# Exercise goal:
Echo the listing below exactly, from the line that contains "ctr-cell: 6.5% xyxy=(259,153,282,164)" down to the line that contains "filter-top-winning[interactable]: Top Winning", with both of those lines included.

# Items:

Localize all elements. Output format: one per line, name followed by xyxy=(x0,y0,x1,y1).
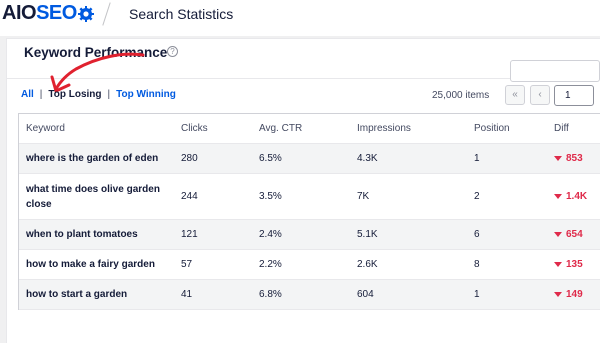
ctr-cell: 6.5% xyxy=(259,153,282,164)
filter-top-losing[interactable]: Top Losing xyxy=(48,89,101,100)
filter-all[interactable]: All xyxy=(21,89,34,100)
impressions-cell: 2.6K xyxy=(357,259,378,270)
table-row: where is the garden of eden 280 6.5% 4.3… xyxy=(19,144,600,174)
clicks-cell: 244 xyxy=(181,191,198,202)
top-bar: AIO SEO Search Statistics xyxy=(0,0,600,36)
table-header-row: Keyword Clicks Avg. CTR Impressions Posi… xyxy=(19,114,600,144)
logo-suffix-text: SEO xyxy=(36,2,77,24)
items-count: 25,000 items xyxy=(432,90,490,101)
page-number-input[interactable]: 1 xyxy=(554,85,594,106)
keyword-filters: All | Top Losing | Top Winning xyxy=(21,89,176,100)
clicks-cell: 280 xyxy=(181,153,198,164)
help-icon[interactable]: ? xyxy=(167,46,178,57)
column-header-keyword[interactable]: Keyword xyxy=(26,114,171,143)
position-cell: 6 xyxy=(474,229,480,240)
impressions-cell: 7K xyxy=(357,191,370,202)
logo-prefix: AIO xyxy=(2,2,37,24)
keyword-cell[interactable]: where is the garden of eden xyxy=(26,144,171,173)
diff-value: 853 xyxy=(554,153,583,164)
column-header-ctr[interactable]: Avg. CTR xyxy=(259,114,302,143)
ctr-cell: 2.4% xyxy=(259,229,282,240)
column-header-position[interactable]: Position xyxy=(474,114,510,143)
first-page-button[interactable]: « xyxy=(505,85,525,105)
position-cell: 8 xyxy=(474,259,480,270)
position-cell: 1 xyxy=(474,153,480,164)
clicks-cell: 41 xyxy=(181,289,193,300)
down-triangle-icon xyxy=(554,194,562,199)
diff-cell: 654 xyxy=(554,220,583,249)
column-header-diff[interactable]: Diff xyxy=(554,114,569,143)
page-title: Search Statistics xyxy=(129,6,234,22)
diff-cell: 135 xyxy=(554,250,583,279)
down-triangle-icon xyxy=(554,156,562,161)
table-row: how to start a garden 41 6.8% 604 1 149 xyxy=(19,280,600,310)
filter-top-winning[interactable]: Top Winning xyxy=(116,89,176,100)
keyword-table: Keyword Clicks Avg. CTR Impressions Posi… xyxy=(18,113,600,310)
diff-cell: 1.4K xyxy=(554,174,587,219)
diff-number: 149 xyxy=(566,289,583,300)
down-triangle-icon xyxy=(554,232,562,237)
impressions-cell: 604 xyxy=(357,289,374,300)
position-cell: 1 xyxy=(474,289,480,300)
keyword-search-input[interactable] xyxy=(510,60,600,82)
filter-separator: | xyxy=(107,89,111,100)
ctr-cell: 6.8% xyxy=(259,289,282,300)
column-header-clicks[interactable]: Clicks xyxy=(181,114,208,143)
aioseo-logo[interactable]: AIO SEO xyxy=(2,2,95,25)
column-header-impressions[interactable]: Impressions xyxy=(357,114,411,143)
impressions-cell: 4.3K xyxy=(357,153,378,164)
keyword-cell[interactable]: what time does olive garden close xyxy=(26,174,171,219)
filter-separator: | xyxy=(39,89,43,100)
diff-value: 149 xyxy=(554,289,583,300)
ctr-cell: 3.5% xyxy=(259,191,282,202)
down-triangle-icon xyxy=(554,292,562,297)
clicks-cell: 57 xyxy=(181,259,193,270)
down-triangle-icon xyxy=(554,262,562,267)
keyword-cell[interactable]: when to plant tomatoes xyxy=(26,220,171,249)
diff-number: 1.4K xyxy=(566,191,588,202)
header-divider xyxy=(102,2,111,26)
diff-number: 654 xyxy=(566,229,583,240)
ctr-cell: 2.2% xyxy=(259,259,282,270)
diff-cell: 149 xyxy=(554,280,583,309)
diff-number: 853 xyxy=(566,153,583,164)
clicks-cell: 121 xyxy=(181,229,198,240)
keyword-cell[interactable]: how to make a fairy garden xyxy=(26,250,171,279)
impressions-cell: 5.1K xyxy=(357,229,378,240)
logo-suffix: SEO xyxy=(36,2,77,25)
position-cell: 2 xyxy=(474,191,480,202)
table-row: how to make a fairy garden 57 2.2% 2.6K … xyxy=(19,250,600,280)
diff-value: 135 xyxy=(554,259,583,270)
prev-page-button[interactable]: ‹ xyxy=(530,85,550,105)
diff-value: 1.4K xyxy=(554,191,587,202)
gear-icon xyxy=(77,5,94,22)
table-row: what time does olive garden close 244 3.… xyxy=(19,174,600,220)
table-row: when to plant tomatoes 121 2.4% 5.1K 6 6… xyxy=(19,220,600,250)
keyword-cell[interactable]: how to start a garden xyxy=(26,280,171,309)
diff-value: 654 xyxy=(554,229,583,240)
diff-cell: 853 xyxy=(554,144,583,173)
diff-number: 135 xyxy=(566,259,583,270)
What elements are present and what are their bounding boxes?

# Written reply:
ctr-cell: 6.5% xyxy=(259,153,282,164)
filter-top-losing[interactable]: Top Losing xyxy=(48,89,101,100)
filter-all[interactable]: All xyxy=(21,89,34,100)
impressions-cell: 2.6K xyxy=(357,259,378,270)
table-row: where is the garden of eden 280 6.5% 4.3… xyxy=(19,144,600,174)
clicks-cell: 244 xyxy=(181,191,198,202)
top-bar: AIO SEO Search Statistics xyxy=(0,0,600,36)
table-header-row: Keyword Clicks Avg. CTR Impressions Posi… xyxy=(19,114,600,144)
logo-suffix-text: SEO xyxy=(36,2,77,24)
items-count: 25,000 items xyxy=(432,90,490,101)
page-number-input[interactable]: 1 xyxy=(554,85,594,106)
keyword-filters: All | Top Losing | Top Winning xyxy=(21,89,176,100)
clicks-cell: 280 xyxy=(181,153,198,164)
help-icon[interactable]: ? xyxy=(167,46,178,57)
column-header-keyword[interactable]: Keyword xyxy=(26,114,171,143)
position-cell: 6 xyxy=(474,229,480,240)
impressions-cell: 7K xyxy=(357,191,370,202)
logo-prefix: AIO xyxy=(2,2,37,24)
keyword-cell[interactable]: where is the garden of eden xyxy=(26,144,171,173)
diff-value: 853 xyxy=(554,153,583,164)
column-header-ctr[interactable]: Avg. CTR xyxy=(259,114,302,143)
ctr-cell: 2.4% xyxy=(259,229,282,240)
column-header-position[interactable]: Position xyxy=(474,114,510,143)
first-page-button[interactable]: « xyxy=(505,85,525,105)
position-cell: 8 xyxy=(474,259,480,270)
position-cell: 1 xyxy=(474,153,480,164)
clicks-cell: 41 xyxy=(181,289,193,300)
down-triangle-icon xyxy=(554,194,562,199)
diff-cell: 654 xyxy=(554,220,583,249)
column-header-diff[interactable]: Diff xyxy=(554,114,569,143)
page-title: Search Statistics xyxy=(129,6,234,22)
diff-cell: 135 xyxy=(554,250,583,279)
down-triangle-icon xyxy=(554,156,562,161)
table-row: how to start a garden 41 6.8% 604 1 149 xyxy=(19,280,600,310)
filter-top-winning[interactable]: Top Winning xyxy=(116,89,176,100)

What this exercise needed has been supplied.